* _Goal of the exercise_
Print all of the lines below word for word, leaving out any picture.

* _Provided data_

◆ ◆ ◆ ◆

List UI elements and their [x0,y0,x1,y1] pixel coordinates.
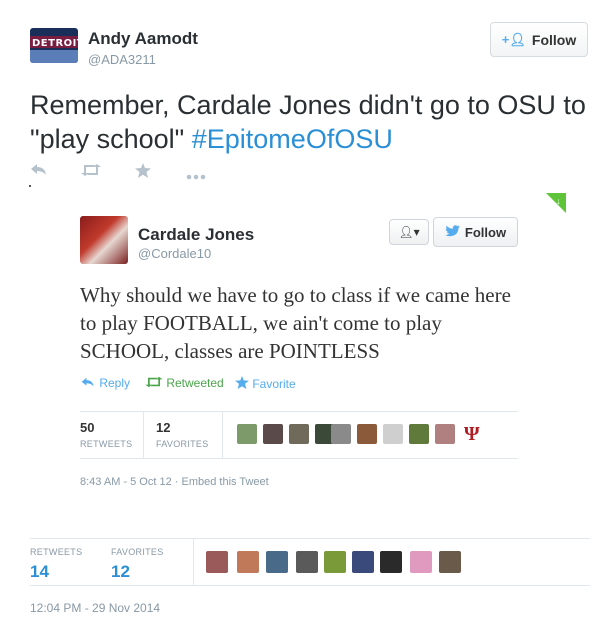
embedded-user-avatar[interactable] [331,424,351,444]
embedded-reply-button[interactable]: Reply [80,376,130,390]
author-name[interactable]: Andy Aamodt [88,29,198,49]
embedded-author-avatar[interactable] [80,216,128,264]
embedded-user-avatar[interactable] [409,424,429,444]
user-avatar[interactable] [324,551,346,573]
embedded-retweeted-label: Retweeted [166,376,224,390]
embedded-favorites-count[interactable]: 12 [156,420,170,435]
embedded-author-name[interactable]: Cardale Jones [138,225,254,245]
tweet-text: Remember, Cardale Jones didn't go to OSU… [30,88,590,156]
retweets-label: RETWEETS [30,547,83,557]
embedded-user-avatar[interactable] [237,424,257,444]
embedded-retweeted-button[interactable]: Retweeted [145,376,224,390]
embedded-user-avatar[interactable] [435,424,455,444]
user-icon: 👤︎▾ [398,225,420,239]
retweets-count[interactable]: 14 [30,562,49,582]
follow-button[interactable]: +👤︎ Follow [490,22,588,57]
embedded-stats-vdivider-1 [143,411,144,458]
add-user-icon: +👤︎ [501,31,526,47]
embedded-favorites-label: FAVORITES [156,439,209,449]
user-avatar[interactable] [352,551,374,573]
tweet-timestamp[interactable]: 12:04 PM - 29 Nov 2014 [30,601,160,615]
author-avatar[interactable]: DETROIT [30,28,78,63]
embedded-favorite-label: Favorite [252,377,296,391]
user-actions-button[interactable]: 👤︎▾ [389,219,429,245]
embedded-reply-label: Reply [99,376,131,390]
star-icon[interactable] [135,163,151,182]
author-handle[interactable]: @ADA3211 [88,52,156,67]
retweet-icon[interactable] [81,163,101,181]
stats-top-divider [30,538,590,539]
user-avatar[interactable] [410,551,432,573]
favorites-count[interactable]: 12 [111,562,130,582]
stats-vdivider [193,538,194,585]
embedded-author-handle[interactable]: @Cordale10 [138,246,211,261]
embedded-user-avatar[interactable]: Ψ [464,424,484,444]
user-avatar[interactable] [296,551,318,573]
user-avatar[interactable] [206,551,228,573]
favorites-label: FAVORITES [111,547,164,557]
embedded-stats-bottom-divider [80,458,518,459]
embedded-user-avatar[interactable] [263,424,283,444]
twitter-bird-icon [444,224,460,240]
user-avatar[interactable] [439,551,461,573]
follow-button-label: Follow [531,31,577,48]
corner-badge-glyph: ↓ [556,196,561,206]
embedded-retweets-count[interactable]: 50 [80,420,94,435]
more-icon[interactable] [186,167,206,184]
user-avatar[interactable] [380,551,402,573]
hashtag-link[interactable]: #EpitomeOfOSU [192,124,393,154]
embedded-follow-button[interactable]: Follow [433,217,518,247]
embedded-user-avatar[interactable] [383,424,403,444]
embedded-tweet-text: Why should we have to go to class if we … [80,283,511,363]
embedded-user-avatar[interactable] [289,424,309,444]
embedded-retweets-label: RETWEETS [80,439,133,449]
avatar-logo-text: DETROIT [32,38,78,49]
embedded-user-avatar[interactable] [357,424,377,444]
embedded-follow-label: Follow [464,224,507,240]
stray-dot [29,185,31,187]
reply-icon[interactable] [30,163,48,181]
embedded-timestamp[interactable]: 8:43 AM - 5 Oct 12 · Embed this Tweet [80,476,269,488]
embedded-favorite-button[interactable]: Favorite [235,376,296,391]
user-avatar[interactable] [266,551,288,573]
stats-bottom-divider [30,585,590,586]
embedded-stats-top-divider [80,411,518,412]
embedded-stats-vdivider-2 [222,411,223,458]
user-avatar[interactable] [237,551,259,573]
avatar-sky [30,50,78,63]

◆ ◆ ◆ ◆

* _Result for this task_
List UI elements and their [x0,y0,x1,y1] pixel coordinates.
embedded-user-avatar[interactable] [331,424,351,444]
embedded-reply-button[interactable]: Reply [80,376,130,390]
author-name[interactable]: Andy Aamodt [88,29,198,49]
embedded-author-avatar[interactable] [80,216,128,264]
embedded-user-avatar[interactable] [409,424,429,444]
user-avatar[interactable] [324,551,346,573]
embedded-retweeted-label: Retweeted [166,376,224,390]
embedded-favorites-count[interactable]: 12 [156,420,170,435]
embedded-author-name[interactable]: Cardale Jones [138,225,254,245]
tweet-text: Remember, Cardale Jones didn't go to OSU… [30,88,590,156]
retweets-label: RETWEETS [30,547,83,557]
embedded-user-avatar[interactable] [237,424,257,444]
embedded-retweeted-button[interactable]: Retweeted [145,376,224,390]
embedded-user-avatar[interactable] [435,424,455,444]
user-icon: 👤︎▾ [398,225,420,239]
retweets-count[interactable]: 14 [30,562,49,582]
follow-button[interactable]: +👤︎ Follow [490,22,588,57]
embedded-stats-vdivider-1 [143,411,144,458]
add-user-icon: +👤︎ [501,31,526,47]
embedded-favorites-label: FAVORITES [156,439,209,449]
user-avatar[interactable] [352,551,374,573]
tweet-timestamp[interactable]: 12:04 PM - 29 Nov 2014 [30,601,160,615]
author-avatar[interactable]: DETROIT [30,28,78,63]
embedded-favorite-label: Favorite [252,377,296,391]
user-actions-button[interactable]: 👤︎▾ [389,219,429,245]
embedded-reply-label: Reply [99,376,131,390]
star-icon[interactable] [135,163,151,182]
author-handle[interactable]: @ADA3211 [88,52,156,67]
retweet-icon[interactable] [81,163,101,181]
stats-top-divider [30,538,590,539]
user-avatar[interactable] [410,551,432,573]
favorites-count[interactable]: 12 [111,562,130,582]
stats-vdivider [193,538,194,585]
embedded-author-handle[interactable]: @Cordale10 [138,246,211,261]
embedded-user-avatar[interactable]: Ψ [464,424,484,444]
user-avatar[interactable] [296,551,318,573]
user-avatar[interactable] [206,551,228,573]
favorites-label: FAVORITES [111,547,164,557]
embedded-stats-bottom-divider [80,458,518,459]
embedded-user-avatar[interactable] [263,424,283,444]
twitter-bird-icon [444,224,460,240]
user-avatar[interactable] [439,551,461,573]
follow-button-label: Follow [531,31,577,48]
corner-badge-glyph: ↓ [556,196,561,206]
embedded-retweets-count[interactable]: 50 [80,420,94,435]
more-icon[interactable] [186,167,206,184]
user-avatar[interactable] [380,551,402,573]
hashtag-link[interactable]: #EpitomeOfOSU [192,124,393,154]
embedded-follow-button[interactable]: Follow [433,217,518,247]
embedded-user-avatar[interactable] [383,424,403,444]
embedded-tweet-text: Why should we have to go to class if we … [80,283,511,363]
embedded-user-avatar[interactable] [289,424,309,444]
embedded-retweets-label: RETWEETS [80,439,133,449]
avatar-logo-text: DETROIT [32,38,78,49]
embedded-user-avatar[interactable] [357,424,377,444]
embedded-follow-label: Follow [464,224,507,240]
stray-dot [29,185,31,187]
reply-icon[interactable] [30,163,48,181]
embedded-timestamp[interactable]: 8:43 AM - 5 Oct 12 · Embed this Tweet [80,476,269,488]
embedded-favorite-button[interactable]: Favorite [235,376,296,391]
user-avatar[interactable] [266,551,288,573]
stats-bottom-divider [30,585,590,586]
embedded-stats-top-divider [80,411,518,412]
embedded-stats-vdivider-2 [222,411,223,458]
user-avatar[interactable] [237,551,259,573]
avatar-sky [30,50,78,63]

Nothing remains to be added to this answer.